Extract each line where the string "ylabel" shows up.

── PROVIDED RECORDS

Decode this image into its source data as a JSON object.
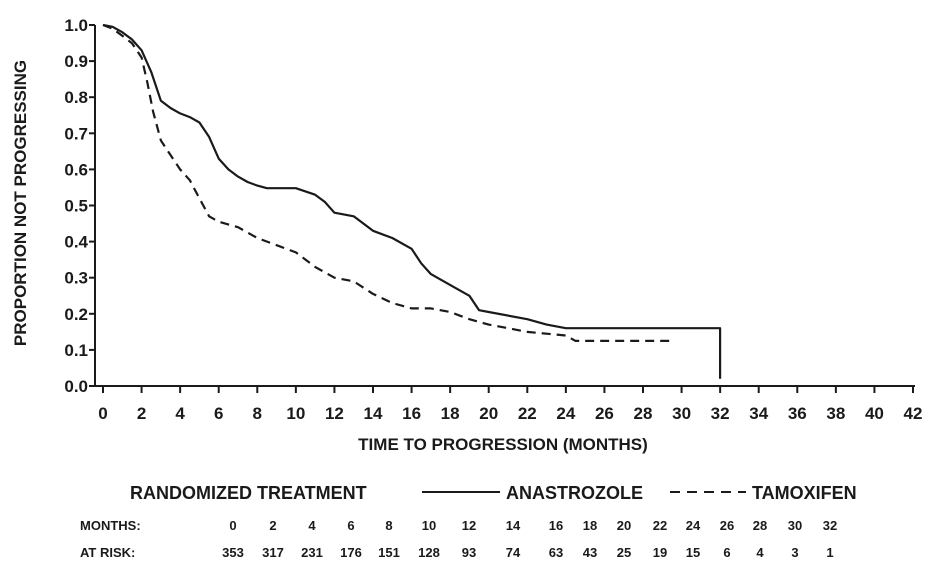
{
  "chart_data": {
    "type": "line",
    "title": "",
    "xlabel": "TIME TO PROGRESSION (MONTHS)",
    "ylabel": "PROPORTION NOT PROGRESSING",
    "xlim": [
      0,
      42
    ],
    "ylim": [
      0,
      1.0
    ],
    "x_ticks": [
      "0",
      "2",
      "4",
      "6",
      "8",
      "10",
      "12",
      "14",
      "16",
      "18",
      "20",
      "22",
      "24",
      "26",
      "28",
      "30",
      "32",
      "34",
      "36",
      "38",
      "40",
      "42"
    ],
    "y_ticks": [
      "0.0",
      "0.1",
      "0.2",
      "0.3",
      "0.4",
      "0.5",
      "0.6",
      "0.7",
      "0.8",
      "0.9",
      "1.0"
    ],
    "grid": false,
    "legend": {
      "position": "bottom",
      "heading": "RANDOMIZED TREATMENT",
      "entries": [
        "ANASTROZOLE",
        "TAMOXIFEN"
      ]
    },
    "series": [
      {
        "name": "ANASTROZOLE",
        "style": "solid",
        "color": "#1a1a1a",
        "points": [
          [
            0,
            1.0
          ],
          [
            0.5,
            0.995
          ],
          [
            1,
            0.98
          ],
          [
            1.5,
            0.96
          ],
          [
            2,
            0.93
          ],
          [
            2.5,
            0.87
          ],
          [
            3,
            0.79
          ],
          [
            3.5,
            0.77
          ],
          [
            4,
            0.755
          ],
          [
            4.5,
            0.745
          ],
          [
            5,
            0.73
          ],
          [
            5.5,
            0.69
          ],
          [
            6,
            0.63
          ],
          [
            6.5,
            0.6
          ],
          [
            7,
            0.58
          ],
          [
            7.5,
            0.565
          ],
          [
            8,
            0.555
          ],
          [
            8.5,
            0.548
          ],
          [
            9,
            0.548
          ],
          [
            10,
            0.548
          ],
          [
            11,
            0.53
          ],
          [
            11.5,
            0.51
          ],
          [
            12,
            0.48
          ],
          [
            13,
            0.47
          ],
          [
            14,
            0.43
          ],
          [
            15,
            0.41
          ],
          [
            16,
            0.38
          ],
          [
            16.5,
            0.34
          ],
          [
            17,
            0.31
          ],
          [
            18,
            0.28
          ],
          [
            19,
            0.25
          ],
          [
            19.5,
            0.21
          ],
          [
            20,
            0.205
          ],
          [
            22,
            0.185
          ],
          [
            23,
            0.17
          ],
          [
            24,
            0.16
          ],
          [
            28,
            0.16
          ],
          [
            30,
            0.16
          ],
          [
            32,
            0.16
          ],
          [
            32,
            0.02
          ]
        ]
      },
      {
        "name": "TAMOXIFEN",
        "style": "dashed",
        "color": "#1a1a1a",
        "points": [
          [
            0,
            1.0
          ],
          [
            0.5,
            0.99
          ],
          [
            1,
            0.97
          ],
          [
            1.5,
            0.95
          ],
          [
            2,
            0.91
          ],
          [
            2.3,
            0.84
          ],
          [
            2.6,
            0.76
          ],
          [
            3,
            0.68
          ],
          [
            3.5,
            0.64
          ],
          [
            4,
            0.6
          ],
          [
            4.5,
            0.57
          ],
          [
            5,
            0.52
          ],
          [
            5.5,
            0.47
          ],
          [
            6,
            0.455
          ],
          [
            7,
            0.44
          ],
          [
            8,
            0.41
          ],
          [
            9,
            0.39
          ],
          [
            10,
            0.37
          ],
          [
            11,
            0.33
          ],
          [
            12,
            0.3
          ],
          [
            13,
            0.29
          ],
          [
            14,
            0.255
          ],
          [
            15,
            0.23
          ],
          [
            16,
            0.215
          ],
          [
            17,
            0.215
          ],
          [
            18,
            0.205
          ],
          [
            19,
            0.185
          ],
          [
            20,
            0.17
          ],
          [
            21,
            0.16
          ],
          [
            22,
            0.15
          ],
          [
            23,
            0.145
          ],
          [
            24,
            0.14
          ],
          [
            24.5,
            0.125
          ],
          [
            26,
            0.125
          ],
          [
            28,
            0.125
          ],
          [
            29.5,
            0.125
          ]
        ]
      }
    ],
    "at_risk": {
      "months_label": "MONTHS:",
      "at_risk_label": "AT RISK:",
      "months": [
        "0",
        "2",
        "4",
        "6",
        "8",
        "10",
        "12",
        "14",
        "16",
        "18",
        "20",
        "22",
        "24",
        "26",
        "28",
        "30",
        "32"
      ],
      "counts": [
        "353",
        "317",
        "231",
        "176",
        "151",
        "128",
        "93",
        "74",
        "63",
        "43",
        "25",
        "19",
        "15",
        "6",
        "4",
        "3",
        "1"
      ]
    }
  }
}
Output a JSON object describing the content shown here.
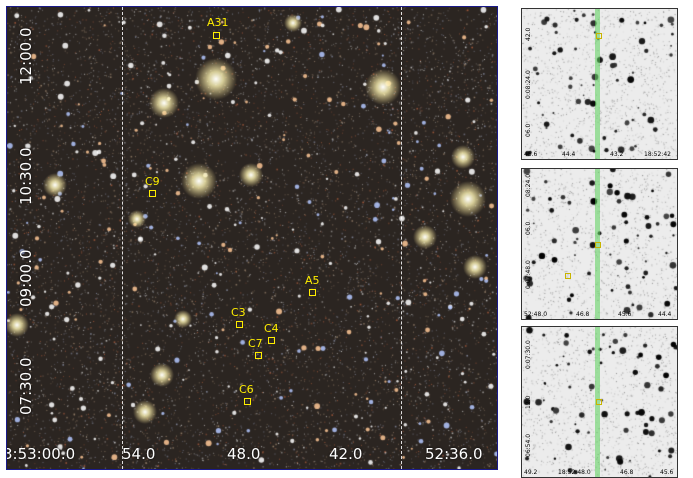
{
  "main_image": {
    "y_ticks": [
      "12:00.0",
      "10:30.0",
      "09:00.0",
      "07:30.0"
    ],
    "x_ticks": [
      "3:53:00.0",
      "54.0",
      "48.0",
      "42.0",
      "52:36.0"
    ],
    "markers": [
      {
        "id": "A31",
        "label": "A31"
      },
      {
        "id": "C9",
        "label": "C9"
      },
      {
        "id": "A5",
        "label": "A5"
      },
      {
        "id": "C3",
        "label": "C3"
      },
      {
        "id": "C4",
        "label": "C4"
      },
      {
        "id": "C7",
        "label": "C7"
      },
      {
        "id": "C6",
        "label": "C6"
      }
    ],
    "marker_color": "#ffee00"
  },
  "insets": [
    {
      "y_ticks": [
        "42.0",
        "0:08:24.0",
        "06.0"
      ],
      "x_ticks": [
        "45.6",
        "44.4",
        "43.2",
        "18:52:42"
      ]
    },
    {
      "y_ticks": [
        "08:24.0",
        "06.0",
        "0:07:48.0"
      ],
      "x_ticks": [
        "52:48.0",
        "46.8",
        "45.6",
        "44.4"
      ]
    },
    {
      "y_ticks": [
        "0:07:30.0",
        "12.0",
        "06:54.0"
      ],
      "x_ticks": [
        "49.2",
        "18:52:48.0",
        "46.8",
        "45.6"
      ]
    }
  ]
}
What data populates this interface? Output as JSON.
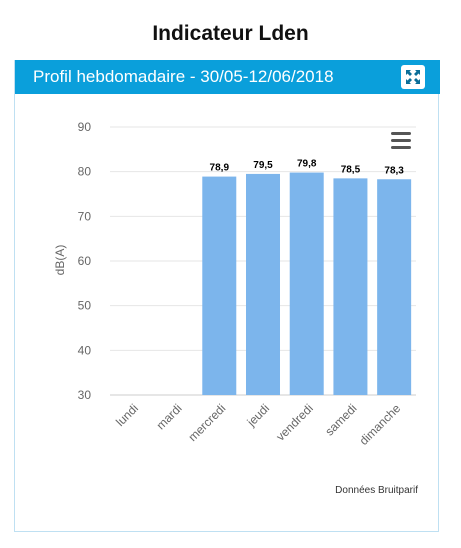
{
  "page": {
    "title": "Indicateur Lden"
  },
  "panel": {
    "title": "Profil hebdomadaire - 30/05-12/06/2018",
    "expand_icon": "fullscreen-expand-icon",
    "menu_icon": "hamburger-menu-icon"
  },
  "chart_data": {
    "type": "bar",
    "categories": [
      "lundi",
      "mardi",
      "mercredi",
      "jeudi",
      "vendredi",
      "samedi",
      "dimanche"
    ],
    "values": [
      null,
      null,
      78.9,
      79.5,
      79.8,
      78.5,
      78.3
    ],
    "data_labels": [
      "",
      "",
      "78,9",
      "79,5",
      "79,8",
      "78,5",
      "78,3"
    ],
    "ylabel": "dB(A)",
    "ylim": [
      30,
      90
    ],
    "yticks": [
      30,
      40,
      50,
      60,
      70,
      80,
      90
    ],
    "grid": true,
    "bar_color": "#7cb5ec",
    "credit": "Données Bruitparif"
  }
}
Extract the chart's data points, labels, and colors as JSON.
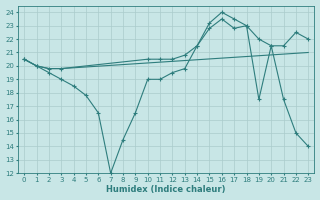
{
  "xlabel": "Humidex (Indice chaleur)",
  "xlim": [
    -0.5,
    23.5
  ],
  "ylim": [
    12,
    24.5
  ],
  "yticks": [
    12,
    13,
    14,
    15,
    16,
    17,
    18,
    19,
    20,
    21,
    22,
    23,
    24
  ],
  "xticks": [
    0,
    1,
    2,
    3,
    4,
    5,
    6,
    7,
    8,
    9,
    10,
    11,
    12,
    13,
    14,
    15,
    16,
    17,
    18,
    19,
    20,
    21,
    22,
    23
  ],
  "bg_color": "#c8e6e6",
  "grid_color": "#aacccc",
  "line_color": "#2e7d7d",
  "series": [
    {
      "x": [
        0,
        1,
        2,
        3,
        23
      ],
      "y": [
        20.5,
        20.0,
        19.8,
        19.8,
        21.0
      ],
      "has_markers": false
    },
    {
      "x": [
        0,
        1,
        2,
        3,
        10,
        11,
        12,
        13,
        14,
        15,
        16,
        17,
        18,
        19,
        20,
        21,
        22,
        23
      ],
      "y": [
        20.5,
        20.0,
        19.8,
        19.8,
        20.5,
        20.5,
        20.5,
        20.8,
        21.5,
        23.2,
        24.0,
        23.5,
        23.0,
        22.0,
        21.5,
        21.5,
        22.5,
        22.0
      ],
      "has_markers": true
    },
    {
      "x": [
        0,
        1,
        2,
        3,
        4,
        5,
        6,
        7,
        8,
        9,
        10,
        11,
        12,
        13,
        14,
        15,
        16,
        17,
        18,
        19,
        20,
        21,
        22,
        23
      ],
      "y": [
        20.5,
        20.0,
        19.5,
        19.0,
        18.5,
        17.8,
        16.5,
        12.0,
        14.5,
        16.5,
        19.0,
        19.0,
        19.5,
        19.8,
        21.5,
        22.8,
        23.5,
        22.8,
        23.0,
        17.5,
        21.5,
        17.5,
        15.0,
        14.0
      ],
      "has_markers": true
    }
  ]
}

────

RESPONSE TO THE TASK.
    "ylabel": "PROPORTION NOT PROGRESSING",
    "ylabel": "dB(A)",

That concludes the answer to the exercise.